__Supplied material__.
* Begin *

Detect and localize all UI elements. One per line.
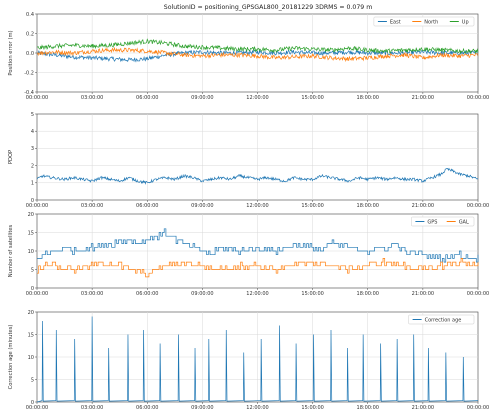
x-tick-label: 15:00:00 [301,405,323,411]
y-axis-label: PDOP [8,150,14,164]
y-tick-label: 20 [28,212,34,218]
x-tick-label: 15:00:00 [301,291,323,297]
chart-panel-2: 00:00:00 03:00:00 06:00:00 09:00:00 12:00:00… [8,112,489,209]
y-tick-label: 0 [31,198,34,204]
legend-box [373,16,475,27]
y-tick-label: 15 [28,332,34,338]
x-tick-label: 21:00:00 [412,203,434,209]
x-tick-label: 18:00:00 [357,405,379,411]
figure-title: SolutionID = positioning_GPSGAL800_20181… [164,4,372,11]
legend: GPS GAL [411,216,475,227]
series-line-correction-age [36,316,479,403]
x-tick-label: 18:00:00 [357,291,379,297]
y-tick-label: -0.4 [24,90,34,96]
x-tick-label: 00:00:00 [26,203,48,209]
x-tick-label: 12:00:00 [246,291,268,297]
x-tick-label: 09:00:00 [191,291,213,297]
y-tick-label: 2 [31,163,34,169]
legend-box [408,314,475,325]
x-tick-label: 12:00:00 [246,95,268,101]
y-tick-label: 5 [31,112,34,118]
x-tick-label: 06:00:00 [136,291,158,297]
x-tick-label: 15:00:00 [301,203,323,209]
chart-panel-4: 00:00:00 03:00:00 06:00:00 09:00:00 12:00:00… [8,310,489,411]
y-axis-label: Correction age (minutes) [8,325,14,390]
x-tick-label: 21:00:00 [412,405,434,411]
series-line-gps [37,228,479,263]
x-tick-label: 09:00:00 [191,95,213,101]
x-tick-label: 09:00:00 [191,405,213,411]
legend-label: GPS [427,219,437,225]
x-tick-label: 18:00:00 [357,95,379,101]
y-tick-label: 15 [28,230,34,236]
x-tick-label: 00:00:00 [467,291,489,297]
y-tick-label: 3 [31,146,34,152]
y-tick-label: 10 [28,355,34,361]
y-tick-label: 4 [31,129,34,135]
x-tick-label: 06:00:00 [136,405,158,411]
legend-label: North [424,19,438,25]
legend-label: Up [462,19,469,25]
x-tick-label: 21:00:00 [412,291,434,297]
y-tick-label: 0.4 [26,12,34,18]
chart-panel-3: 00:00:00 03:00:00 06:00:00 09:00:00 12:00:00… [8,212,489,297]
y-tick-label: 5 [31,267,34,273]
y-tick-label: 1 [31,181,34,187]
series-line [36,167,479,185]
legend-label: Correction age [425,317,462,323]
y-tick-label: 20 [28,310,34,316]
series-line-up [36,38,479,55]
legend-box [411,216,475,227]
chart-panel-1: 00:00:00 03:00:00 06:00:00 09:00:00 12:00:00… [8,12,489,101]
y-tick-label: 0 [31,400,34,406]
y-tick-label: 0.2 [26,31,34,37]
x-tick-label: 03:00:00 [81,203,103,209]
x-tick-label: 06:00:00 [136,95,158,101]
x-tick-label: 03:00:00 [81,291,103,297]
x-tick-label: 00:00:00 [26,291,48,297]
legend: East North Up [373,16,475,27]
x-tick-label: 00:00:00 [26,95,48,101]
series-line-north [36,46,479,63]
y-tick-label: 0.0 [26,51,34,57]
legend: Correction age [408,314,475,325]
x-tick-label: 09:00:00 [191,203,213,209]
y-axis-label: Position error (m) [8,30,14,75]
x-tick-label: 00:00:00 [467,405,489,411]
y-tick-label: 0 [31,286,34,292]
x-tick-label: 00:00:00 [467,95,489,101]
x-tick-label: 00:00:00 [26,405,48,411]
y-tick-label: -0.2 [24,70,34,76]
legend-label: GAL [459,219,469,225]
x-tick-label: 00:00:00 [467,203,489,209]
x-tick-label: 21:00:00 [412,95,434,101]
y-tick-label: 10 [28,249,34,255]
x-tick-label: 12:00:00 [246,405,268,411]
y-tick-label: 5 [31,377,34,383]
x-tick-label: 03:00:00 [81,95,103,101]
series-line-gal [37,258,479,278]
legend-label: East [390,19,401,25]
y-axis-label: Number of satellites [8,224,14,277]
x-tick-label: 18:00:00 [357,203,379,209]
x-tick-label: 12:00:00 [246,203,268,209]
x-tick-label: 03:00:00 [81,405,103,411]
x-tick-label: 06:00:00 [136,203,158,209]
x-tick-label: 15:00:00 [301,95,323,101]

* End *

Reproduce the listing above line for line, without changing anything, and omit the pictures.

Detect and localize all UI elements. One per line.
x-tick-label: 15:00:00 [301,405,323,411]
y-axis-label: PDOP [8,150,14,164]
y-tick-label: 20 [28,212,34,218]
x-tick-label: 15:00:00 [301,291,323,297]
chart-panel-2: 00:00:00 03:00:00 06:00:00 09:00:00 12:00:00… [8,112,489,209]
y-tick-label: 0 [31,198,34,204]
legend-box [373,16,475,27]
y-tick-label: 15 [28,332,34,338]
x-tick-label: 21:00:00 [412,203,434,209]
x-tick-label: 18:00:00 [357,405,379,411]
figure-title: SolutionID = positioning_GPSGAL800_20181… [164,4,372,11]
legend: GPS GAL [411,216,475,227]
series-line-correction-age [36,316,479,403]
x-tick-label: 18:00:00 [357,291,379,297]
y-tick-label: -0.4 [24,90,34,96]
x-tick-label: 00:00:00 [26,203,48,209]
x-tick-label: 12:00:00 [246,291,268,297]
x-tick-label: 09:00:00 [191,291,213,297]
y-tick-label: 2 [31,163,34,169]
legend-box [408,314,475,325]
x-tick-label: 12:00:00 [246,95,268,101]
y-tick-label: 5 [31,112,34,118]
x-tick-label: 06:00:00 [136,291,158,297]
x-tick-label: 15:00:00 [301,203,323,209]
chart-panel-4: 00:00:00 03:00:00 06:00:00 09:00:00 12:00:00… [8,310,489,411]
y-axis-label: Correction age (minutes) [8,325,14,390]
x-tick-label: 21:00:00 [412,405,434,411]
series-line-gps [37,228,479,263]
x-tick-label: 09:00:00 [191,95,213,101]
x-tick-label: 09:00:00 [191,405,213,411]
legend-label: GPS [427,219,437,225]
x-tick-label: 18:00:00 [357,95,379,101]
y-tick-label: 15 [28,230,34,236]
x-tick-label: 00:00:00 [467,291,489,297]
y-tick-label: 3 [31,146,34,152]
y-tick-label: 10 [28,355,34,361]
y-tick-label: 4 [31,129,34,135]
x-tick-label: 06:00:00 [136,405,158,411]
legend-label: North [424,19,438,25]
legend-label: Up [462,19,469,25]
x-tick-label: 21:00:00 [412,291,434,297]
y-tick-label: 0.4 [26,12,34,18]
chart-panel-3: 00:00:00 03:00:00 06:00:00 09:00:00 12:00:00… [8,212,489,297]
y-tick-label: 5 [31,267,34,273]
y-tick-label: 1 [31,181,34,187]
series-line [36,167,479,185]
legend-label: Correction age [425,317,462,323]
y-tick-label: 20 [28,310,34,316]
series-line-up [36,38,479,55]
legend-box [411,216,475,227]
chart-panel-1: 00:00:00 03:00:00 06:00:00 09:00:00 12:00:00… [8,12,489,101]
y-tick-label: 0 [31,400,34,406]
y-tick-label: 0.2 [26,31,34,37]
x-tick-label: 03:00:00 [81,203,103,209]
x-tick-label: 06:00:00 [136,95,158,101]
x-tick-label: 03:00:00 [81,291,103,297]
x-tick-label: 00:00:00 [26,291,48,297]
legend: East North Up [373,16,475,27]
x-tick-label: 00:00:00 [26,95,48,101]
series-line-north [36,46,479,63]
y-tick-label: 0.0 [26,51,34,57]
legend: Correction age [408,314,475,325]
x-tick-label: 09:00:00 [191,203,213,209]
y-axis-label: Position error (m) [8,30,14,75]
x-tick-label: 00:00:00 [467,405,489,411]
y-tick-label: 0 [31,286,34,292]
x-tick-label: 00:00:00 [467,95,489,101]
x-tick-label: 00:00:00 [26,405,48,411]
y-tick-label: -0.2 [24,70,34,76]
legend-label: GAL [459,219,469,225]
x-tick-label: 00:00:00 [467,203,489,209]
x-tick-label: 21:00:00 [412,95,434,101]
y-tick-label: 10 [28,249,34,255]
x-tick-label: 12:00:00 [246,405,268,411]
y-tick-label: 5 [31,377,34,383]
x-tick-label: 03:00:00 [81,95,103,101]
series-line-gal [37,258,479,278]
legend-label: East [390,19,401,25]
y-axis-label: Number of satellites [8,224,14,277]
x-tick-label: 18:00:00 [357,203,379,209]
x-tick-label: 12:00:00 [246,203,268,209]
x-tick-label: 03:00:00 [81,405,103,411]
x-tick-label: 06:00:00 [136,203,158,209]
x-tick-label: 15:00:00 [301,95,323,101]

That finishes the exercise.